* [Instructions for the task] How many lines in the records below contain the word "副業採用前の企業と就業者の接点タイプ"? Give only the number.

[Dataset rows about figures]
__________
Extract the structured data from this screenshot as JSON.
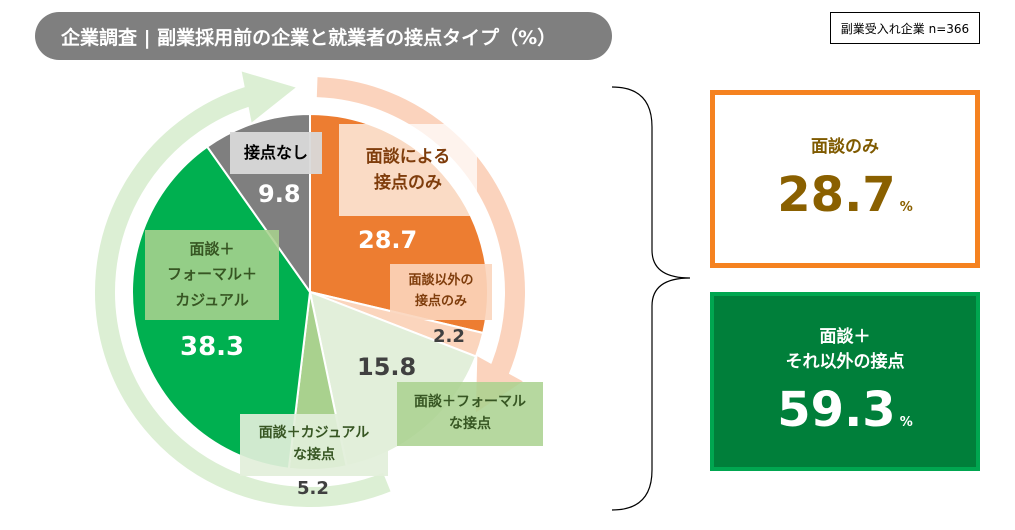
{
  "title": "企業調査 | 副業採用前の企業と就業者の接点タイプ（%）",
  "sample_note": "副業受入れ企業 n=366",
  "labels": {
    "no_contact": "接点なし",
    "interview_only": [
      "面談による",
      "接点のみ"
    ],
    "interview_other": [
      "面談以外の",
      "接点のみ"
    ],
    "interview_formal": [
      "面談＋フォーマル",
      "な接点"
    ],
    "interview_casual": [
      "面談＋カジュアル",
      "な接点"
    ],
    "interview_formal_casual": [
      "面談＋",
      "フォーマル＋",
      "カジュアル"
    ]
  },
  "summary": {
    "interview_only": {
      "label": "面談のみ",
      "value": "28.7",
      "unit": "%"
    },
    "interview_plus": {
      "label_lines": [
        "面談＋",
        "それ以外の接点"
      ],
      "value": "59.3",
      "unit": "%"
    }
  },
  "colors": {
    "orange": "#ed7d31",
    "light_orange": "#fbd5bd",
    "light_green": "#e2efda",
    "mid_green": "#a9d18e",
    "green": "#00b050",
    "gray": "#7f7f7f",
    "arrow_orange": "#fbd3bd",
    "arrow_green": "#dcefd4"
  },
  "chart_data": {
    "type": "pie",
    "title": "企業調査 | 副業採用前の企業と就業者の接点タイプ（%）",
    "slices": [
      {
        "name": "面談による接点のみ",
        "value": 28.7,
        "color": "#ed7d31"
      },
      {
        "name": "面談以外の接点のみ",
        "value": 2.2,
        "color": "#fbd5bd"
      },
      {
        "name": "面談＋フォーマルな接点",
        "value": 15.8,
        "color": "#e2efda"
      },
      {
        "name": "面談＋カジュアルな接点",
        "value": 5.2,
        "color": "#a9d18e"
      },
      {
        "name": "面談＋フォーマル＋カジュアル",
        "value": 38.3,
        "color": "#00b050"
      },
      {
        "name": "接点なし",
        "value": 9.8,
        "color": "#7f7f7f"
      }
    ],
    "value_labels": [
      "28.7",
      "2.2",
      "15.8",
      "5.2",
      "38.3",
      "9.8"
    ]
  }
}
__________
* [Final result] 2